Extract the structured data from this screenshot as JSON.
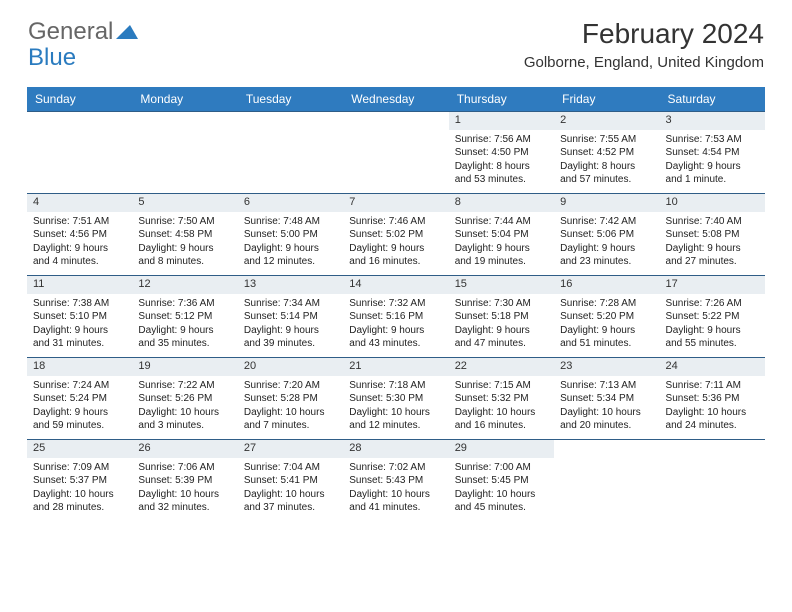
{
  "logo": {
    "text1": "General",
    "text2": "Blue"
  },
  "title": "February 2024",
  "location": "Golborne, England, United Kingdom",
  "dow": [
    "Sunday",
    "Monday",
    "Tuesday",
    "Wednesday",
    "Thursday",
    "Friday",
    "Saturday"
  ],
  "colors": {
    "header_bg": "#2f7bbf",
    "header_text": "#ffffff",
    "daynum_bg": "#e9eef2",
    "border": "#2f5d87",
    "text": "#222222",
    "logo_gray": "#666666",
    "logo_blue": "#2a7bbf"
  },
  "weeks": [
    [
      null,
      null,
      null,
      null,
      {
        "n": "1",
        "sr": "Sunrise: 7:56 AM",
        "ss": "Sunset: 4:50 PM",
        "d1": "Daylight: 8 hours",
        "d2": "and 53 minutes."
      },
      {
        "n": "2",
        "sr": "Sunrise: 7:55 AM",
        "ss": "Sunset: 4:52 PM",
        "d1": "Daylight: 8 hours",
        "d2": "and 57 minutes."
      },
      {
        "n": "3",
        "sr": "Sunrise: 7:53 AM",
        "ss": "Sunset: 4:54 PM",
        "d1": "Daylight: 9 hours",
        "d2": "and 1 minute."
      }
    ],
    [
      {
        "n": "4",
        "sr": "Sunrise: 7:51 AM",
        "ss": "Sunset: 4:56 PM",
        "d1": "Daylight: 9 hours",
        "d2": "and 4 minutes."
      },
      {
        "n": "5",
        "sr": "Sunrise: 7:50 AM",
        "ss": "Sunset: 4:58 PM",
        "d1": "Daylight: 9 hours",
        "d2": "and 8 minutes."
      },
      {
        "n": "6",
        "sr": "Sunrise: 7:48 AM",
        "ss": "Sunset: 5:00 PM",
        "d1": "Daylight: 9 hours",
        "d2": "and 12 minutes."
      },
      {
        "n": "7",
        "sr": "Sunrise: 7:46 AM",
        "ss": "Sunset: 5:02 PM",
        "d1": "Daylight: 9 hours",
        "d2": "and 16 minutes."
      },
      {
        "n": "8",
        "sr": "Sunrise: 7:44 AM",
        "ss": "Sunset: 5:04 PM",
        "d1": "Daylight: 9 hours",
        "d2": "and 19 minutes."
      },
      {
        "n": "9",
        "sr": "Sunrise: 7:42 AM",
        "ss": "Sunset: 5:06 PM",
        "d1": "Daylight: 9 hours",
        "d2": "and 23 minutes."
      },
      {
        "n": "10",
        "sr": "Sunrise: 7:40 AM",
        "ss": "Sunset: 5:08 PM",
        "d1": "Daylight: 9 hours",
        "d2": "and 27 minutes."
      }
    ],
    [
      {
        "n": "11",
        "sr": "Sunrise: 7:38 AM",
        "ss": "Sunset: 5:10 PM",
        "d1": "Daylight: 9 hours",
        "d2": "and 31 minutes."
      },
      {
        "n": "12",
        "sr": "Sunrise: 7:36 AM",
        "ss": "Sunset: 5:12 PM",
        "d1": "Daylight: 9 hours",
        "d2": "and 35 minutes."
      },
      {
        "n": "13",
        "sr": "Sunrise: 7:34 AM",
        "ss": "Sunset: 5:14 PM",
        "d1": "Daylight: 9 hours",
        "d2": "and 39 minutes."
      },
      {
        "n": "14",
        "sr": "Sunrise: 7:32 AM",
        "ss": "Sunset: 5:16 PM",
        "d1": "Daylight: 9 hours",
        "d2": "and 43 minutes."
      },
      {
        "n": "15",
        "sr": "Sunrise: 7:30 AM",
        "ss": "Sunset: 5:18 PM",
        "d1": "Daylight: 9 hours",
        "d2": "and 47 minutes."
      },
      {
        "n": "16",
        "sr": "Sunrise: 7:28 AM",
        "ss": "Sunset: 5:20 PM",
        "d1": "Daylight: 9 hours",
        "d2": "and 51 minutes."
      },
      {
        "n": "17",
        "sr": "Sunrise: 7:26 AM",
        "ss": "Sunset: 5:22 PM",
        "d1": "Daylight: 9 hours",
        "d2": "and 55 minutes."
      }
    ],
    [
      {
        "n": "18",
        "sr": "Sunrise: 7:24 AM",
        "ss": "Sunset: 5:24 PM",
        "d1": "Daylight: 9 hours",
        "d2": "and 59 minutes."
      },
      {
        "n": "19",
        "sr": "Sunrise: 7:22 AM",
        "ss": "Sunset: 5:26 PM",
        "d1": "Daylight: 10 hours",
        "d2": "and 3 minutes."
      },
      {
        "n": "20",
        "sr": "Sunrise: 7:20 AM",
        "ss": "Sunset: 5:28 PM",
        "d1": "Daylight: 10 hours",
        "d2": "and 7 minutes."
      },
      {
        "n": "21",
        "sr": "Sunrise: 7:18 AM",
        "ss": "Sunset: 5:30 PM",
        "d1": "Daylight: 10 hours",
        "d2": "and 12 minutes."
      },
      {
        "n": "22",
        "sr": "Sunrise: 7:15 AM",
        "ss": "Sunset: 5:32 PM",
        "d1": "Daylight: 10 hours",
        "d2": "and 16 minutes."
      },
      {
        "n": "23",
        "sr": "Sunrise: 7:13 AM",
        "ss": "Sunset: 5:34 PM",
        "d1": "Daylight: 10 hours",
        "d2": "and 20 minutes."
      },
      {
        "n": "24",
        "sr": "Sunrise: 7:11 AM",
        "ss": "Sunset: 5:36 PM",
        "d1": "Daylight: 10 hours",
        "d2": "and 24 minutes."
      }
    ],
    [
      {
        "n": "25",
        "sr": "Sunrise: 7:09 AM",
        "ss": "Sunset: 5:37 PM",
        "d1": "Daylight: 10 hours",
        "d2": "and 28 minutes."
      },
      {
        "n": "26",
        "sr": "Sunrise: 7:06 AM",
        "ss": "Sunset: 5:39 PM",
        "d1": "Daylight: 10 hours",
        "d2": "and 32 minutes."
      },
      {
        "n": "27",
        "sr": "Sunrise: 7:04 AM",
        "ss": "Sunset: 5:41 PM",
        "d1": "Daylight: 10 hours",
        "d2": "and 37 minutes."
      },
      {
        "n": "28",
        "sr": "Sunrise: 7:02 AM",
        "ss": "Sunset: 5:43 PM",
        "d1": "Daylight: 10 hours",
        "d2": "and 41 minutes."
      },
      {
        "n": "29",
        "sr": "Sunrise: 7:00 AM",
        "ss": "Sunset: 5:45 PM",
        "d1": "Daylight: 10 hours",
        "d2": "and 45 minutes."
      },
      null,
      null
    ]
  ]
}
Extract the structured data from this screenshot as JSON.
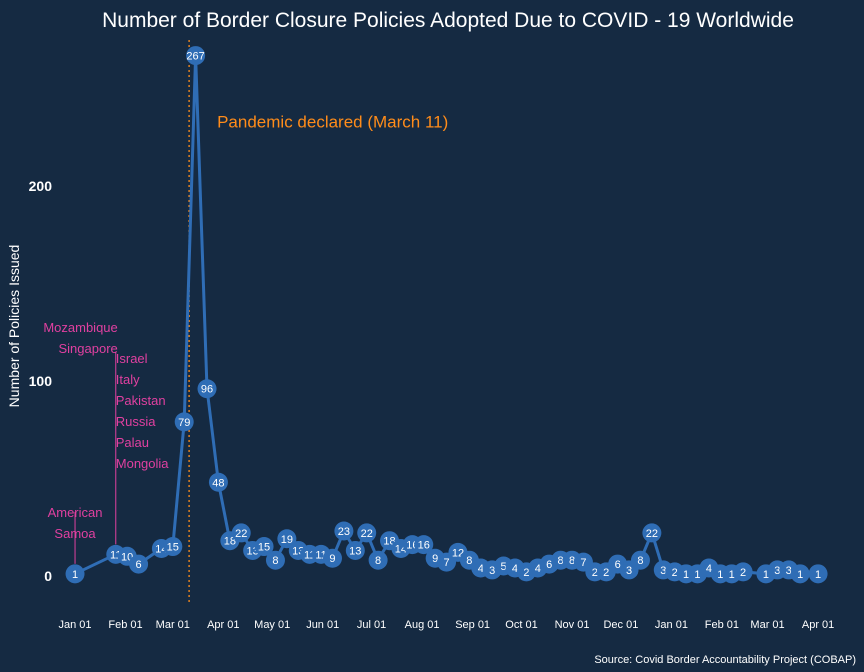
= = = = =
WHAT IS REQUIRED:
Reproduce each record from above exactly; pictures do not belong in the copy.

SOLUTION TO THE PROBLEM:
Extract the structured data from this screenshot as JSON.
{
  "logo": {
    "text1": "General",
    "text2": "Blue"
  },
  "title": "February 2024",
  "location": "Golborne, England, United Kingdom",
  "dow": [
    "Sunday",
    "Monday",
    "Tuesday",
    "Wednesday",
    "Thursday",
    "Friday",
    "Saturday"
  ],
  "colors": {
    "header_bg": "#2f7bbf",
    "header_text": "#ffffff",
    "daynum_bg": "#e9eef2",
    "border": "#2f5d87",
    "text": "#222222",
    "logo_gray": "#666666",
    "logo_blue": "#2a7bbf"
  },
  "weeks": [
    [
      null,
      null,
      null,
      null,
      {
        "n": "1",
        "sr": "Sunrise: 7:56 AM",
        "ss": "Sunset: 4:50 PM",
        "d1": "Daylight: 8 hours",
        "d2": "and 53 minutes."
      },
      {
        "n": "2",
        "sr": "Sunrise: 7:55 AM",
        "ss": "Sunset: 4:52 PM",
        "d1": "Daylight: 8 hours",
        "d2": "and 57 minutes."
      },
      {
        "n": "3",
        "sr": "Sunrise: 7:53 AM",
        "ss": "Sunset: 4:54 PM",
        "d1": "Daylight: 9 hours",
        "d2": "and 1 minute."
      }
    ],
    [
      {
        "n": "4",
        "sr": "Sunrise: 7:51 AM",
        "ss": "Sunset: 4:56 PM",
        "d1": "Daylight: 9 hours",
        "d2": "and 4 minutes."
      },
      {
        "n": "5",
        "sr": "Sunrise: 7:50 AM",
        "ss": "Sunset: 4:58 PM",
        "d1": "Daylight: 9 hours",
        "d2": "and 8 minutes."
      },
      {
        "n": "6",
        "sr": "Sunrise: 7:48 AM",
        "ss": "Sunset: 5:00 PM",
        "d1": "Daylight: 9 hours",
        "d2": "and 12 minutes."
      },
      {
        "n": "7",
        "sr": "Sunrise: 7:46 AM",
        "ss": "Sunset: 5:02 PM",
        "d1": "Daylight: 9 hours",
        "d2": "and 16 minutes."
      },
      {
        "n": "8",
        "sr": "Sunrise: 7:44 AM",
        "ss": "Sunset: 5:04 PM",
        "d1": "Daylight: 9 hours",
        "d2": "and 19 minutes."
      },
      {
        "n": "9",
        "sr": "Sunrise: 7:42 AM",
        "ss": "Sunset: 5:06 PM",
        "d1": "Daylight: 9 hours",
        "d2": "and 23 minutes."
      },
      {
        "n": "10",
        "sr": "Sunrise: 7:40 AM",
        "ss": "Sunset: 5:08 PM",
        "d1": "Daylight: 9 hours",
        "d2": "and 27 minutes."
      }
    ],
    [
      {
        "n": "11",
        "sr": "Sunrise: 7:38 AM",
        "ss": "Sunset: 5:10 PM",
        "d1": "Daylight: 9 hours",
        "d2": "and 31 minutes."
      },
      {
        "n": "12",
        "sr": "Sunrise: 7:36 AM",
        "ss": "Sunset: 5:12 PM",
        "d1": "Daylight: 9 hours",
        "d2": "and 35 minutes."
      },
      {
        "n": "13",
        "sr": "Sunrise: 7:34 AM",
        "ss": "Sunset: 5:14 PM",
        "d1": "Daylight: 9 hours",
        "d2": "and 39 minutes."
      },
      {
        "n": "14",
        "sr": "Sunrise: 7:32 AM",
        "ss": "Sunset: 5:16 PM",
        "d1": "Daylight: 9 hours",
        "d2": "and 43 minutes."
      },
      {
        "n": "15",
        "sr": "Sunrise: 7:30 AM",
        "ss": "Sunset: 5:18 PM",
        "d1": "Daylight: 9 hours",
        "d2": "and 47 minutes."
      },
      {
        "n": "16",
        "sr": "Sunrise: 7:28 AM",
        "ss": "Sunset: 5:20 PM",
        "d1": "Daylight: 9 hours",
        "d2": "and 51 minutes."
      },
      {
        "n": "17",
        "sr": "Sunrise: 7:26 AM",
        "ss": "Sunset: 5:22 PM",
        "d1": "Daylight: 9 hours",
        "d2": "and 55 minutes."
      }
    ],
    [
      {
        "n": "18",
        "sr": "Sunrise: 7:24 AM",
        "ss": "Sunset: 5:24 PM",
        "d1": "Daylight: 9 hours",
        "d2": "and 59 minutes."
      },
      {
        "n": "19",
        "sr": "Sunrise: 7:22 AM",
        "ss": "Sunset: 5:26 PM",
        "d1": "Daylight: 10 hours",
        "d2": "and 3 minutes."
      },
      {
        "n": "20",
        "sr": "Sunrise: 7:20 AM",
        "ss": "Sunset: 5:28 PM",
        "d1": "Daylight: 10 hours",
        "d2": "and 7 minutes."
      },
      {
        "n": "21",
        "sr": "Sunrise: 7:18 AM",
        "ss": "Sunset: 5:30 PM",
        "d1": "Daylight: 10 hours",
        "d2": "and 12 minutes."
      },
      {
        "n": "22",
        "sr": "Sunrise: 7:15 AM",
        "ss": "Sunset: 5:32 PM",
        "d1": "Daylight: 10 hours",
        "d2": "and 16 minutes."
      },
      {
        "n": "23",
        "sr": "Sunrise: 7:13 AM",
        "ss": "Sunset: 5:34 PM",
        "d1": "Daylight: 10 hours",
        "d2": "and 20 minutes."
      },
      {
        "n": "24",
        "sr": "Sunrise: 7:11 AM",
        "ss": "Sunset: 5:36 PM",
        "d1": "Daylight: 10 hours",
        "d2": "and 24 minutes."
      }
    ],
    [
      {
        "n": "25",
        "sr": "Sunrise: 7:09 AM",
        "ss": "Sunset: 5:37 PM",
        "d1": "Daylight: 10 hours",
        "d2": "and 28 minutes."
      },
      {
        "n": "26",
        "sr": "Sunrise: 7:06 AM",
        "ss": "Sunset: 5:39 PM",
        "d1": "Daylight: 10 hours",
        "d2": "and 32 minutes."
      },
      {
        "n": "27",
        "sr": "Sunrise: 7:04 AM",
        "ss": "Sunset: 5:41 PM",
        "d1": "Daylight: 10 hours",
        "d2": "and 37 minutes."
      },
      {
        "n": "28",
        "sr": "Sunrise: 7:02 AM",
        "ss": "Sunset: 5:43 PM",
        "d1": "Daylight: 10 hours",
        "d2": "and 41 minutes."
      },
      {
        "n": "29",
        "sr": "Sunrise: 7:00 AM",
        "ss": "Sunset: 5:45 PM",
        "d1": "Daylight: 10 hours",
        "d2": "and 45 minutes."
      },
      null,
      null
    ]
  ]
}
Extract the structured data from this screenshot as JSON.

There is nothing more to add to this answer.